Aim of the task :: Give every line of the data again, unchanged, but with no pictures.
╭──
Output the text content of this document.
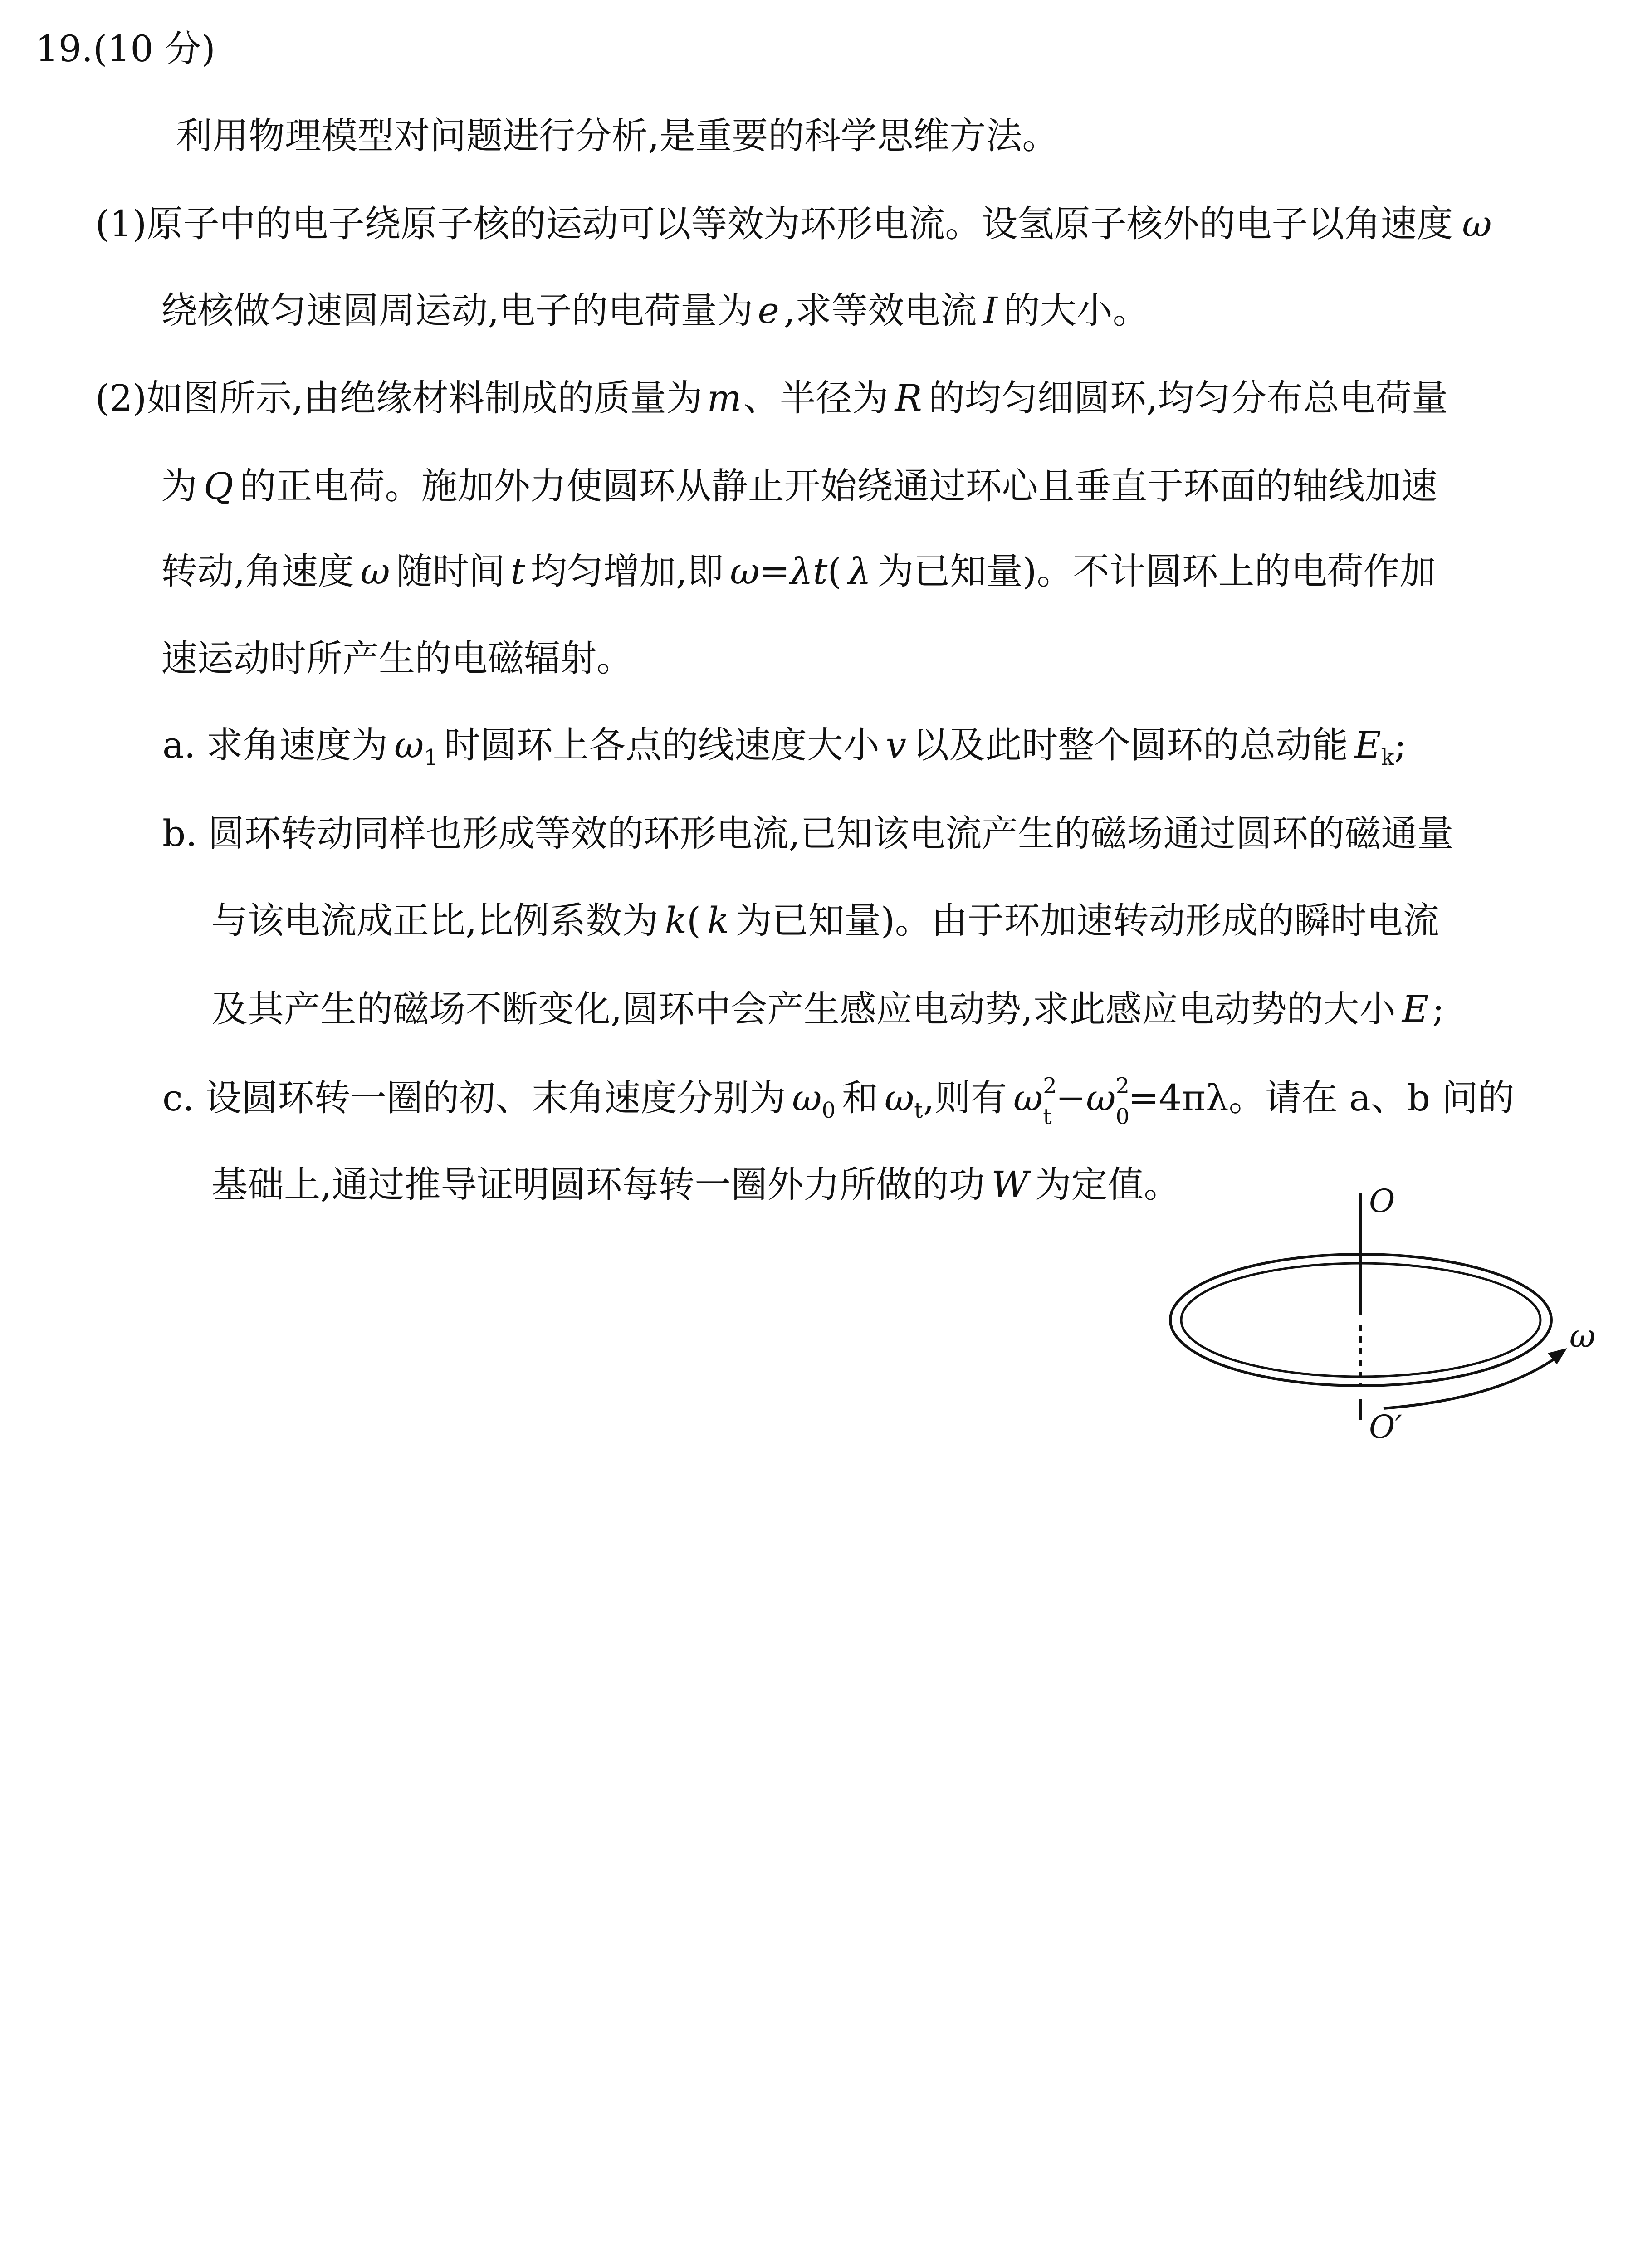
19.(10 分)
利用物理模型对问题进行分析,是重要的科学思维方法。
(1)原子中的电子绕原子核的运动可以等效为环形电流。设氢原子核外的电子以角速度 ω
绕核做匀速圆周运动,电子的电荷量为 e ,求等效电流 I 的大小。
(2)如图所示,由绝缘材料制成的质量为 m、半径为 R 的均匀细圆环,均匀分布总电荷量
为 Q 的正电荷。施加外力使圆环从静止开始绕通过环心且垂直于环面的轴线加速
转动,角速度 ω 随时间 t 均匀增加,即 ω=λt( λ 为已知量)。不计圆环上的电荷作加
速运动时所产生的电磁辐射。
a. 求角速度为 $\omega_1$ 时圆环上各点的线速度大小 v 以及此时整个圆环的总动能 $E_k$;
b. 圆环转动同样也形成等效的环形电流,已知该电流产生的磁场通过圆环的磁通量
与该电流成正比,比例系数为 k( k 为已知量)。由于环加速转动形成的瞬时电流
及其产生的磁场不断变化,圆环中会产生感应电动势,求此感应电动势的大小 E ;
c. 设圆环转一圈的初、末角速度分别为 $\omega_0$ 和 $\omega_t$,则有 ω 2
t −ω 2
0
=4πλ。请在 a、b 问的
基础上,通过推导证明圆环每转一圈外力所做的功 W 为定值。	O
O′
ω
╰──
Result of the task ::
Output the text content of this document.
19.(10 分)
利用物理模型对问题进行分析,是重要的科学思维方法。
(1)原子中的电子绕原子核的运动可以等效为环形电流。设氢原子核外的电子以角速度 ω
绕核做匀速圆周运动,电子的电荷量为 e ,求等效电流 I 的大小。
(2)如图所示,由绝缘材料制成的质量为 m、半径为 R 的均匀细圆环,均匀分布总电荷量
为 Q 的正电荷。施加外力使圆环从静止开始绕通过环心且垂直于环面的轴线加速
转动,角速度 ω 随时间 t 均匀增加,即 ω=λt( λ 为已知量)。不计圆环上的电荷作加
速运动时所产生的电磁辐射。
a. 求角速度为 $\omega_1$ 时圆环上各点的线速度大小 v 以及此时整个圆环的总动能 $E_k$;
b. 圆环转动同样也形成等效的环形电流,已知该电流产生的磁场通过圆环的磁通量
与该电流成正比,比例系数为 k( k 为已知量)。由于环加速转动形成的瞬时电流
及其产生的磁场不断变化,圆环中会产生感应电动势,求此感应电动势的大小 E ;
c. 设圆环转一圈的初、末角速度分别为 $\omega_0$ 和 $\omega_t$,则有 ω 2
t −ω 2
0
=4πλ。请在 a、b 问的
基础上,通过推导证明圆环每转一圈外力所做的功 W 为定值。	O
O′
ω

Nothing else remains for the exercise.